(Records)
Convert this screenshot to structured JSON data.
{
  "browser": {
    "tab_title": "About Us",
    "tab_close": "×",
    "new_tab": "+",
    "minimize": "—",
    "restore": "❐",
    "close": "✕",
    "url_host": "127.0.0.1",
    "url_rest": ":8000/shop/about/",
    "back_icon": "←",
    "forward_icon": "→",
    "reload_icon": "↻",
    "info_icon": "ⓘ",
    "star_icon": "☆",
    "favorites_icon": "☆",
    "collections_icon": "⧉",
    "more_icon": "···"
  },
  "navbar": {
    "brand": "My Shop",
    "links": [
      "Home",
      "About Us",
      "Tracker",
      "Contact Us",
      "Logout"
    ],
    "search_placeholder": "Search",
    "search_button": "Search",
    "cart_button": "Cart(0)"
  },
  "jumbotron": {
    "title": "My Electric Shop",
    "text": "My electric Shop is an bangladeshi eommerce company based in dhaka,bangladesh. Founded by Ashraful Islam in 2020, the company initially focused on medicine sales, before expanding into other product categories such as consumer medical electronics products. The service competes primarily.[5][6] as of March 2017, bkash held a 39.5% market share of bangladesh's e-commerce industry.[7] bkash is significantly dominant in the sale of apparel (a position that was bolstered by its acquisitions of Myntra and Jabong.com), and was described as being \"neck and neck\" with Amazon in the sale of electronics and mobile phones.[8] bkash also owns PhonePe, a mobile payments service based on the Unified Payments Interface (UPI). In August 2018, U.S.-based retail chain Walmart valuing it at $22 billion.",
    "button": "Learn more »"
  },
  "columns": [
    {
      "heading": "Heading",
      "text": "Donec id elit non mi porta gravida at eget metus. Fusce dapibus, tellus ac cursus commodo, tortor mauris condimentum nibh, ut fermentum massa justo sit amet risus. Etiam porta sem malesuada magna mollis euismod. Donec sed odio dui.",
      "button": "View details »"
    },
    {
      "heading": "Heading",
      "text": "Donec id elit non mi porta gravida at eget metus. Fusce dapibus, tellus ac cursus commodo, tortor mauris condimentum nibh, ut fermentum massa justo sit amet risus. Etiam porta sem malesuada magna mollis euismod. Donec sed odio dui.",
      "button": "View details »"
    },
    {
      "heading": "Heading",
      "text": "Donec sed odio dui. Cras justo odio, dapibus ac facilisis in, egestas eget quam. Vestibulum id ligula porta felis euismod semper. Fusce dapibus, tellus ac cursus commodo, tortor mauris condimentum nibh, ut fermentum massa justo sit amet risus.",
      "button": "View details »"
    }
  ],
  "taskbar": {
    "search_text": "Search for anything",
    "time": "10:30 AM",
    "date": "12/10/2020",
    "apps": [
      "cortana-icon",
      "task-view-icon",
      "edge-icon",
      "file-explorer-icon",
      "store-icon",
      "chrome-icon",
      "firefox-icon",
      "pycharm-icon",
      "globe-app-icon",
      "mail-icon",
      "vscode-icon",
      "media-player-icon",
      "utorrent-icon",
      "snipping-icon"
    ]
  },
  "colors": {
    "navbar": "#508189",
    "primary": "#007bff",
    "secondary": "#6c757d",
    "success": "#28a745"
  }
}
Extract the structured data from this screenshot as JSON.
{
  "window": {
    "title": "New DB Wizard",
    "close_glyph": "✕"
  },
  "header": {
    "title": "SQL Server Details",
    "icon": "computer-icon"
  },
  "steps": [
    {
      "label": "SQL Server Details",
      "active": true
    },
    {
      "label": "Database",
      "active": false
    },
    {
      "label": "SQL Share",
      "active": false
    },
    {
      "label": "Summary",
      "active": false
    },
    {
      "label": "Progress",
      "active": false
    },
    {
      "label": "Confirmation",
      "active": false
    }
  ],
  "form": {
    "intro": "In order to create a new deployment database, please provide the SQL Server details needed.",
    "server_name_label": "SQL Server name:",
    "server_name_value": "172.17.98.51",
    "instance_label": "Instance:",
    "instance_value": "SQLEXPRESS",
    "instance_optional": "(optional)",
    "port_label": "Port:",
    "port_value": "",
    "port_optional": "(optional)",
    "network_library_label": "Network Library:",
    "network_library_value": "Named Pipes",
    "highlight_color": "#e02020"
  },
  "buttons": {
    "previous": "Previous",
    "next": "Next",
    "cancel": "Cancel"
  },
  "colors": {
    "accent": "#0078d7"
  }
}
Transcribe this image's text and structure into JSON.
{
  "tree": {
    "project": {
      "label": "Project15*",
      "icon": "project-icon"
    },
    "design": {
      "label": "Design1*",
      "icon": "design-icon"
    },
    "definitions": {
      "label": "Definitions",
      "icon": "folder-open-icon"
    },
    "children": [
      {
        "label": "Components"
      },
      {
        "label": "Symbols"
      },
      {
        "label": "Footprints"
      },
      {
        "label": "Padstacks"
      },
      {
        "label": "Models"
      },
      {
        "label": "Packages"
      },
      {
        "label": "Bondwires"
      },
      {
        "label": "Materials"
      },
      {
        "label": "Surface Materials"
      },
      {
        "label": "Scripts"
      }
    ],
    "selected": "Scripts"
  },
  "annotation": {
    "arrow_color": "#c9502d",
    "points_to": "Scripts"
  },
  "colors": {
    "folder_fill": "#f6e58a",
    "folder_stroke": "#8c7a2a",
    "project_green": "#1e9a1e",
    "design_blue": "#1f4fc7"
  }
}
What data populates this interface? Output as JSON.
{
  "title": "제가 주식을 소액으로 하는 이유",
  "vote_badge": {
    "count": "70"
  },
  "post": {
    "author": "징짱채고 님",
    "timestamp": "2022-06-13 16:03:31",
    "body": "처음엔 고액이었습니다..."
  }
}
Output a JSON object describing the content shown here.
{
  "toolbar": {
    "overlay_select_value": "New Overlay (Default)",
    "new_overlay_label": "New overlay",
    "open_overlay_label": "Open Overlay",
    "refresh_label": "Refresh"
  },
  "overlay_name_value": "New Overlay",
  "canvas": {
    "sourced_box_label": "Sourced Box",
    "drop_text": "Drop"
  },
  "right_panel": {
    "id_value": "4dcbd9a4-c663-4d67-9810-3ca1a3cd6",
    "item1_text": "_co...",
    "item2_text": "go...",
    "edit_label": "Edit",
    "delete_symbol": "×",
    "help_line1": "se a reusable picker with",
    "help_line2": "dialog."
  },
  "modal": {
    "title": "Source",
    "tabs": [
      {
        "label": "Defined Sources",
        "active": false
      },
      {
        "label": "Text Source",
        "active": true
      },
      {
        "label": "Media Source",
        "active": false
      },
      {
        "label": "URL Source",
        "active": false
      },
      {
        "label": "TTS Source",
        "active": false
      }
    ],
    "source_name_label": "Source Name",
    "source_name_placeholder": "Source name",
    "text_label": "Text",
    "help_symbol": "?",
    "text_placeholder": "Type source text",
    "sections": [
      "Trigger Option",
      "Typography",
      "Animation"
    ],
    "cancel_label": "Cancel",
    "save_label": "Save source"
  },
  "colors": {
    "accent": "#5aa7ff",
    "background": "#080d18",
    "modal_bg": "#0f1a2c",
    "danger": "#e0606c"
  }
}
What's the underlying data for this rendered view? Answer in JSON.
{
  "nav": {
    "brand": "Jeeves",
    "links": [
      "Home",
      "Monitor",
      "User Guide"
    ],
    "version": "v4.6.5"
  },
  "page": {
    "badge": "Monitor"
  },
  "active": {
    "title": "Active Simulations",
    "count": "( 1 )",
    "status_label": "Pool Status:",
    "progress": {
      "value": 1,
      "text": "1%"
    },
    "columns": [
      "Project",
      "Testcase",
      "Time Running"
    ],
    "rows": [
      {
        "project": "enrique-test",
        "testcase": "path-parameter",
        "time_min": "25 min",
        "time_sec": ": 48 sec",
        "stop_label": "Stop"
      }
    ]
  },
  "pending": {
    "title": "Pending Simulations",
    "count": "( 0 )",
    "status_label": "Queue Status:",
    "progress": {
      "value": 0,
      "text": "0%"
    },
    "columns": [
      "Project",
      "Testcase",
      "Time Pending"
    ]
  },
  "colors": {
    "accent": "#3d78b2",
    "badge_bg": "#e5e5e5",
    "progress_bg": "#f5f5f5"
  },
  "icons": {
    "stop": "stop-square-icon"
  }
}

**Work to be completed:**
Check every line of the listing for the string "optional" and report how many lines have it, as a number alone.

**Solution for this exercise:**
2